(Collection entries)
──────────────────────────────

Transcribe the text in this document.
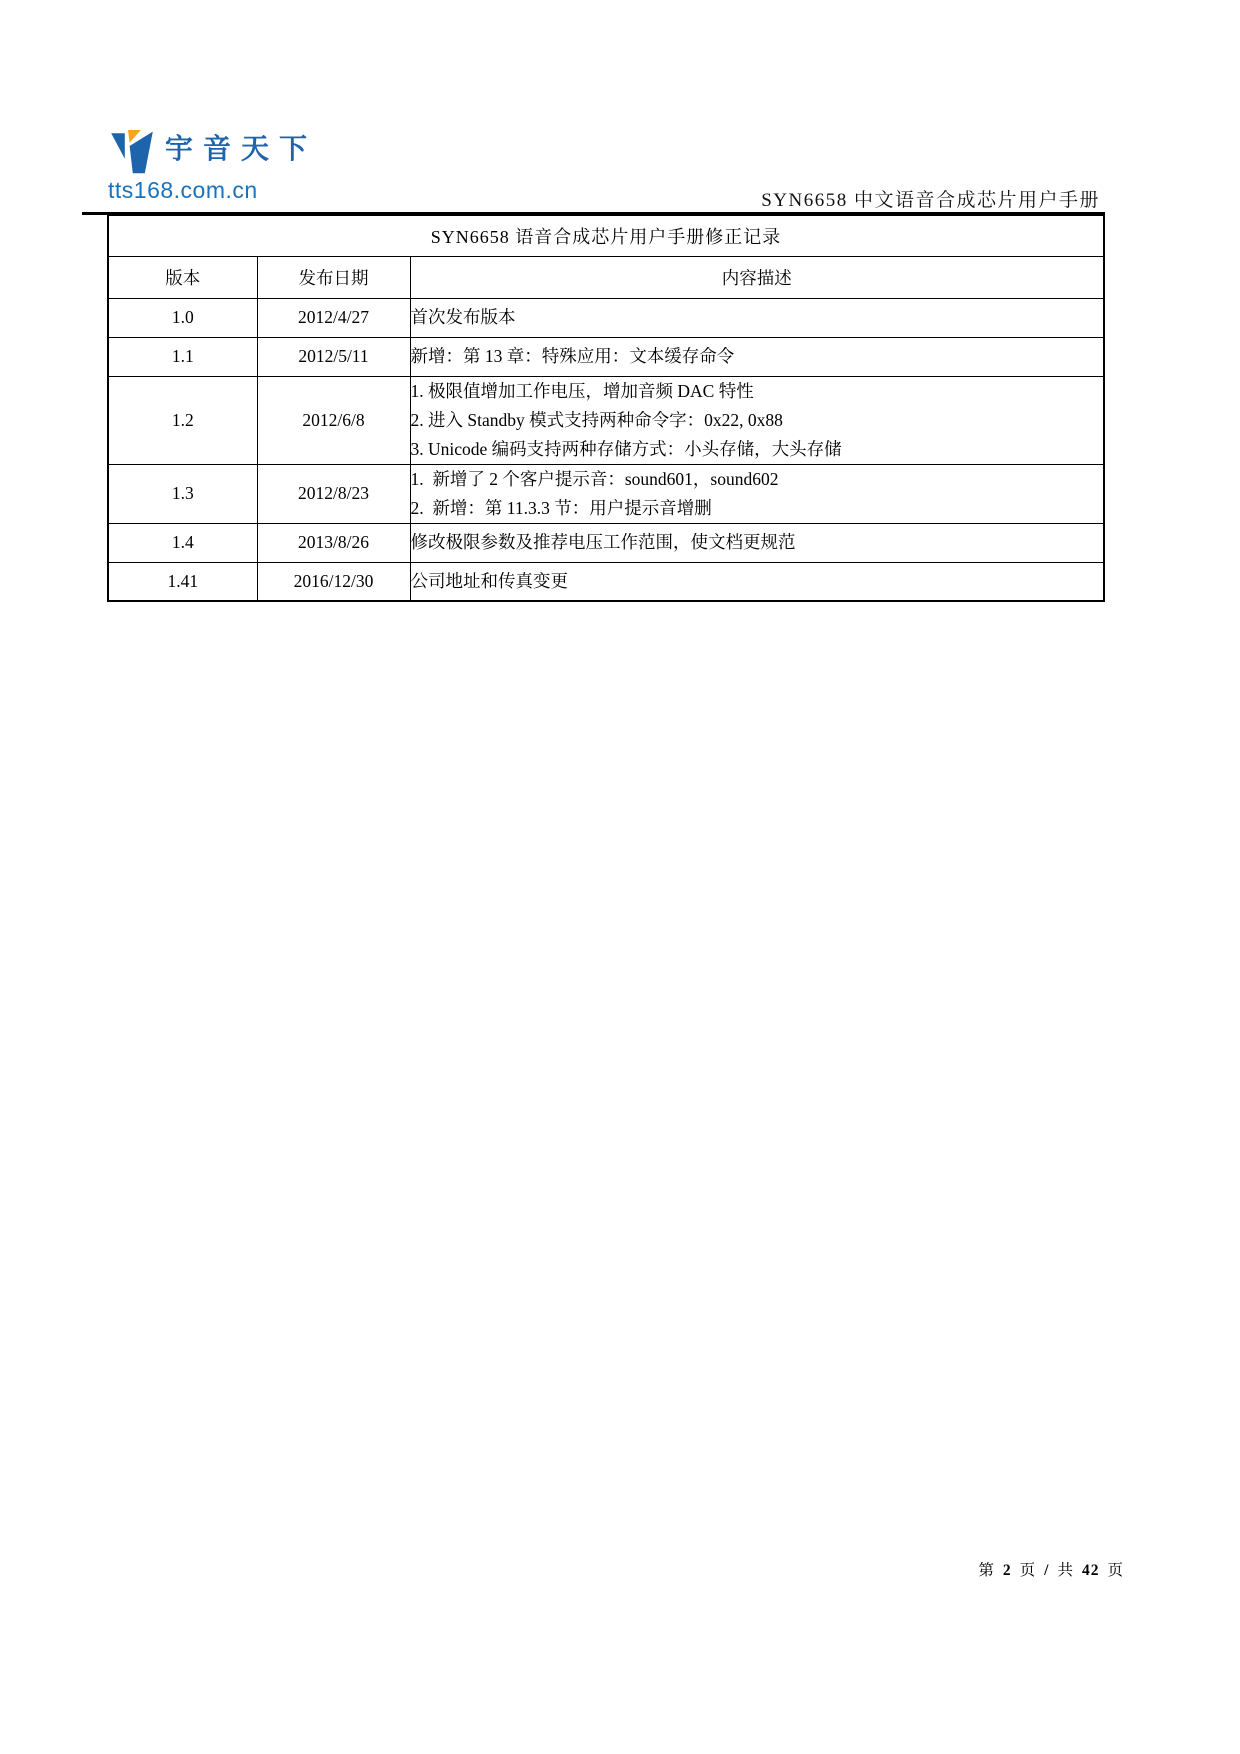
宇音天下
tts168.com.cn	SYN6658 中文语音合成芯片用户手册
SYN6658 语音合成芯片用户手册修正记录		
版本	发布日期	内容描述
1.0	2012/4/27	首次发布版本

1.1	2012/5/11	新增：第 13 章：特殊应用：文本缓存命令

1.2	2012/6/8	1. 极限值增加工作电压，增加音频 DAC 特性
2. 进入 Standby 模式支持两种命令字：0x22, 0x88
3. Unicode 编码支持两种存储方式：小头存储，大头存储

1.3	2012/8/23	1.  新增了 2 个客户提示音：sound601，sound602
2.  新增：第 11.3.3 节：用户提示音增删

1.4	2013/8/26	修改极限参数及推荐电压工作范围，使文档更规范

1.41	2016/12/30	公司地址和传真变更
第 2 页 / 共 42 页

──────────────────────────────

§ **Exercise instructions**
Output the lines above in full and exactly as given, omitting any pictures.

§ **Final answer**
Transcribe the text in this document.
宇音天下
tts168.com.cn	SYN6658 中文语音合成芯片用户手册
SYN6658 语音合成芯片用户手册修正记录		
版本	发布日期	内容描述
1.0	2012/4/27	首次发布版本

1.1	2012/5/11	新增：第 13 章：特殊应用：文本缓存命令

1.2	2012/6/8	1. 极限值增加工作电压，增加音频 DAC 特性
2. 进入 Standby 模式支持两种命令字：0x22, 0x88
3. Unicode 编码支持两种存储方式：小头存储，大头存储

1.3	2012/8/23	1.  新增了 2 个客户提示音：sound601，sound602
2.  新增：第 11.3.3 节：用户提示音增删

1.4	2013/8/26	修改极限参数及推荐电压工作范围，使文档更规范

1.41	2016/12/30	公司地址和传真变更
第 2 页 / 共 42 页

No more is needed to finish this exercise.